▶ **Problem details**
From the records below, pull each line that has "JSON".

▶ **Material**
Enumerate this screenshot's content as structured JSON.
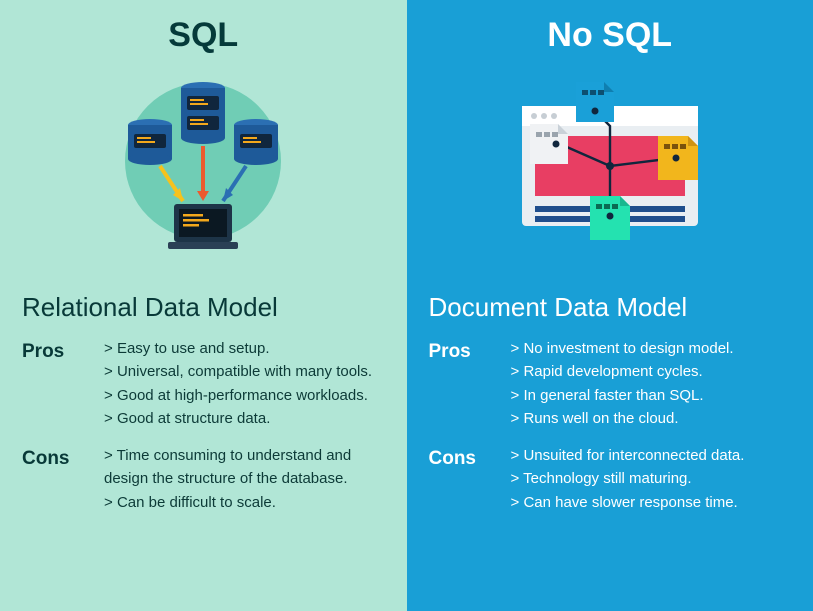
{
  "left": {
    "title": "SQL",
    "model": "Relational Data Model",
    "pros_label": "Pros",
    "cons_label": "Cons",
    "pros": [
      "Easy to use and setup.",
      "Universal, compatible with many tools.",
      "Good at high-performance workloads.",
      "Good at structure data."
    ],
    "cons": [
      "Time consuming to understand and design the structure of the database.",
      "Can be difficult to scale."
    ]
  },
  "right": {
    "title": "No SQL",
    "model": "Document Data Model",
    "pros_label": "Pros",
    "cons_label": "Cons",
    "pros": [
      "No investment to design model.",
      "Rapid development cycles.",
      "In general faster than SQL.",
      "Runs well on the cloud."
    ],
    "cons": [
      "Unsuited for interconnected data.",
      "Technology still maturing.",
      "Can have slower response time."
    ]
  },
  "icons": {
    "left": "sql-servers-to-laptop-illustration",
    "right": "documents-web-layout-illustration"
  }
}
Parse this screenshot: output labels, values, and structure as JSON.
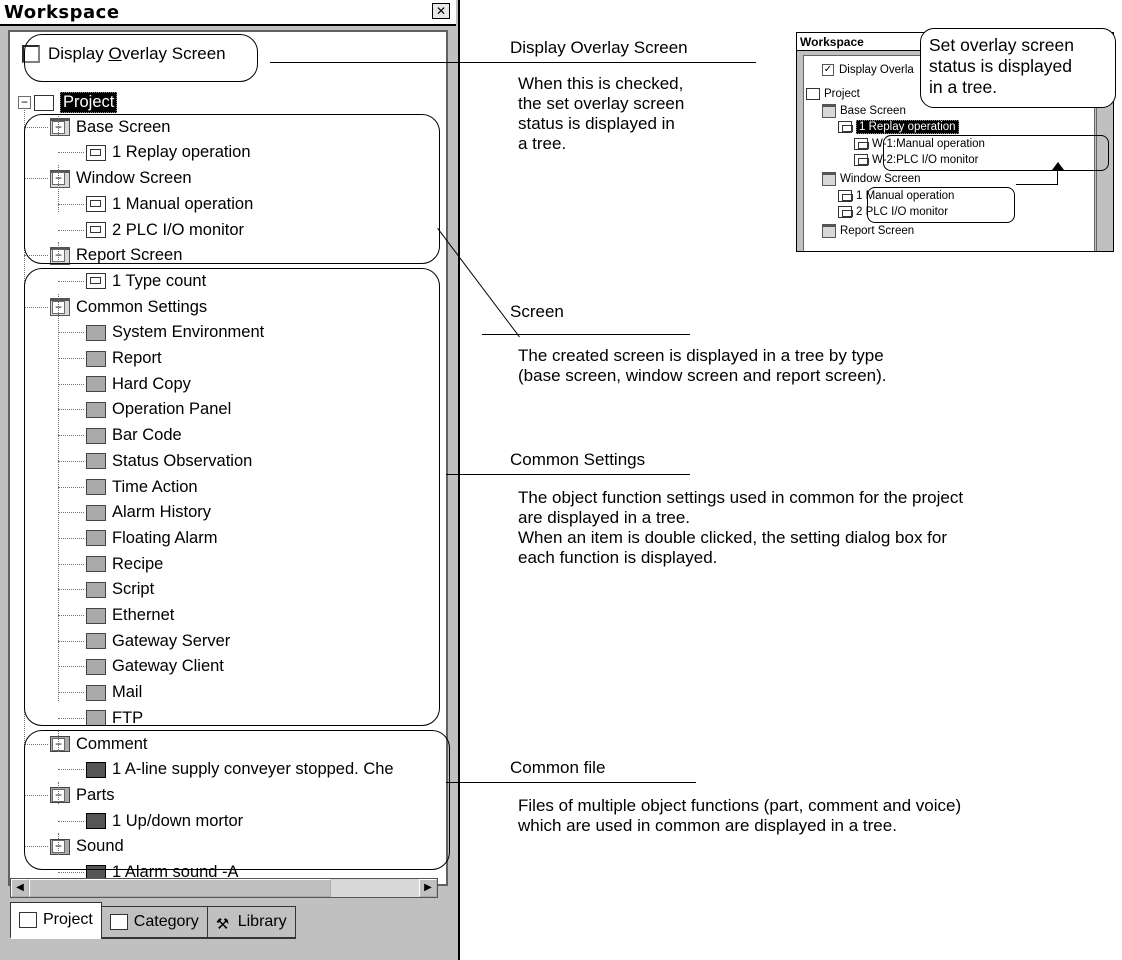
{
  "window": {
    "title": "Workspace",
    "close_glyph": "✕",
    "checkbox_label_before": "Display ",
    "checkbox_label_underlined": "O",
    "checkbox_label_after": "verlay Screen"
  },
  "tree": {
    "root": "Project",
    "items": [
      {
        "label": "Base Screen",
        "icon": "folder-icon"
      },
      {
        "label": "1 Replay operation",
        "icon": "screen-icon"
      },
      {
        "label": "Window Screen",
        "icon": "folder-icon"
      },
      {
        "label": "1 Manual operation",
        "icon": "screen-icon"
      },
      {
        "label": "2 PLC I/O monitor",
        "icon": "screen-icon"
      },
      {
        "label": "Report Screen",
        "icon": "folder-icon"
      },
      {
        "label": "1 Type count",
        "icon": "screen-icon"
      },
      {
        "label": "Common Settings",
        "icon": "folder-icon"
      },
      {
        "label": "System Environment",
        "icon": "system-environment-icon"
      },
      {
        "label": "Report",
        "icon": "report-icon"
      },
      {
        "label": "Hard Copy",
        "icon": "hard-copy-icon"
      },
      {
        "label": "Operation Panel",
        "icon": "operation-panel-icon"
      },
      {
        "label": "Bar Code",
        "icon": "bar-code-icon"
      },
      {
        "label": "Status Observation",
        "icon": "status-observation-icon"
      },
      {
        "label": "Time Action",
        "icon": "time-action-icon"
      },
      {
        "label": "Alarm History",
        "icon": "alarm-history-icon"
      },
      {
        "label": "Floating Alarm",
        "icon": "floating-alarm-icon"
      },
      {
        "label": "Recipe",
        "icon": "recipe-icon"
      },
      {
        "label": "Script",
        "icon": "script-icon"
      },
      {
        "label": "Ethernet",
        "icon": "ethernet-icon"
      },
      {
        "label": "Gateway Server",
        "icon": "gateway-server-icon"
      },
      {
        "label": "Gateway Client",
        "icon": "gateway-client-icon"
      },
      {
        "label": "Mail",
        "icon": "mail-icon"
      },
      {
        "label": "FTP",
        "icon": "ftp-icon"
      },
      {
        "label": "Comment",
        "icon": "comment-icon"
      },
      {
        "label": "1 A-line supply conveyer stopped. Che",
        "icon": "file-icon"
      },
      {
        "label": "Parts",
        "icon": "parts-icon"
      },
      {
        "label": "1 Up/down mortor",
        "icon": "file-icon"
      },
      {
        "label": "Sound",
        "icon": "sound-icon"
      },
      {
        "label": "1 Alarm sound -A",
        "icon": "file-icon"
      }
    ]
  },
  "scrollbar": {
    "left_glyph": "◀",
    "right_glyph": "▶"
  },
  "tabs": [
    {
      "label": "Project",
      "icon": "project-tab-icon"
    },
    {
      "label": "Category",
      "icon": "category-tab-icon"
    },
    {
      "label": "Library",
      "icon": "library-tab-icon"
    }
  ],
  "callouts": {
    "overlay": {
      "title": "Display Overlay Screen",
      "lines": [
        "When this is checked,",
        "the set overlay screen",
        "status is displayed in",
        "a tree."
      ]
    },
    "screen": {
      "title": "Screen",
      "lines": [
        "The created screen is displayed in a tree by type",
        "(base screen, window screen and report screen)."
      ]
    },
    "common_settings": {
      "title": "Common Settings",
      "lines": [
        "The object function settings used in common for the project",
        "are displayed in a tree.",
        "When an item is double clicked, the setting dialog box for",
        "each function is displayed."
      ]
    },
    "common_file": {
      "title": "Common file",
      "lines": [
        "Files of multiple object functions (part, comment and voice)",
        "which are used in common are displayed in a tree."
      ]
    }
  },
  "mini": {
    "title": "Workspace",
    "checkbox_label": "Display Overla",
    "callout_lines": [
      "Set overlay screen",
      "status is displayed",
      "in a tree."
    ],
    "items": [
      "Project",
      "Base Screen",
      "1 Replay operation",
      "W-1:Manual operation",
      "W-2:PLC I/O monitor",
      "Window Screen",
      "1 Manual operation",
      "2 PLC I/O monitor",
      "Report Screen"
    ]
  }
}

▶ **Task answer**
Enumerate this screenshot's content as structured JSON.
Parse this screenshot: output labels, values, and structure as JSON.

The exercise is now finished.